(Saved entries)
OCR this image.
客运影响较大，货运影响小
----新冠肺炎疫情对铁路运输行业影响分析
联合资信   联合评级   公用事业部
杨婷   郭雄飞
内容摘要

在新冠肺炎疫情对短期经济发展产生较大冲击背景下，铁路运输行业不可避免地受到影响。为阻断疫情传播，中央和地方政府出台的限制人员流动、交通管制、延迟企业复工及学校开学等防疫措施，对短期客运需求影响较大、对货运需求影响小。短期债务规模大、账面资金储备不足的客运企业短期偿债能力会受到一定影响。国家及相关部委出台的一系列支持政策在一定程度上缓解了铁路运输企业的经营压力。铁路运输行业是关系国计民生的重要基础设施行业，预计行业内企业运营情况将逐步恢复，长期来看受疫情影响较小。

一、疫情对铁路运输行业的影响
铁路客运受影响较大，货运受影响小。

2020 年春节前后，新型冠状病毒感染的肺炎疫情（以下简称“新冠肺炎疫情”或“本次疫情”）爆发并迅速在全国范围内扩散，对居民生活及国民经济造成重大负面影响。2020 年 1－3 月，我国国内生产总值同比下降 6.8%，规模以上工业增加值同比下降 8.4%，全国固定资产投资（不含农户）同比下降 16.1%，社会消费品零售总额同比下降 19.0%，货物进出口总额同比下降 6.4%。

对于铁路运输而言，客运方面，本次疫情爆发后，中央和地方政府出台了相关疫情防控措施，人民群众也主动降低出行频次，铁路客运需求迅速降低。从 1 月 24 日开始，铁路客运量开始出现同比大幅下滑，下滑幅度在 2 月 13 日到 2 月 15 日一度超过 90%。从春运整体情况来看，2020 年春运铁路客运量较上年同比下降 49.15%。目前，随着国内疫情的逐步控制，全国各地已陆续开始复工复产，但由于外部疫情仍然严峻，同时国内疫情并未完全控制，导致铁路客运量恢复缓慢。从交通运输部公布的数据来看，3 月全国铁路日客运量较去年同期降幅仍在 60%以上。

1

## Your goal
The whole listing above needs to be written out again exactly.

## Correct result
OCR this image.
客运影响较大，货运影响小
----新冠肺炎疫情对铁路运输行业影响分析
联合资信   联合评级   公用事业部
杨婷   郭雄飞
内容摘要

在新冠肺炎疫情对短期经济发展产生较大冲击背景下，铁路运输行业不可避免地受到影响。为阻断疫情传播，中央和地方政府出台的限制人员流动、交通管制、延迟企业复工及学校开学等防疫措施，对短期客运需求影响较大、对货运需求影响小。短期债务规模大、账面资金储备不足的客运企业短期偿债能力会受到一定影响。国家及相关部委出台的一系列支持政策在一定程度上缓解了铁路运输企业的经营压力。铁路运输行业是关系国计民生的重要基础设施行业，预计行业内企业运营情况将逐步恢复，长期来看受疫情影响较小。

一、疫情对铁路运输行业的影响
铁路客运受影响较大，货运受影响小。

2020 年春节前后，新型冠状病毒感染的肺炎疫情（以下简称“新冠肺炎疫情”或“本次疫情”）爆发并迅速在全国范围内扩散，对居民生活及国民经济造成重大负面影响。2020 年 1－3 月，我国国内生产总值同比下降 6.8%，规模以上工业增加值同比下降 8.4%，全国固定资产投资（不含农户）同比下降 16.1%，社会消费品零售总额同比下降 19.0%，货物进出口总额同比下降 6.4%。

对于铁路运输而言，客运方面，本次疫情爆发后，中央和地方政府出台了相关疫情防控措施，人民群众也主动降低出行频次，铁路客运需求迅速降低。从 1 月 24 日开始，铁路客运量开始出现同比大幅下滑，下滑幅度在 2 月 13 日到 2 月 15 日一度超过 90%。从春运整体情况来看，2020 年春运铁路客运量较上年同比下降 49.15%。目前，随着国内疫情的逐步控制，全国各地已陆续开始复工复产，但由于外部疫情仍然严峻，同时国内疫情并未完全控制，导致铁路客运量恢复缓慢。从交通运输部公布的数据来看，3 月全国铁路日客运量较去年同期降幅仍在 60%以上。

1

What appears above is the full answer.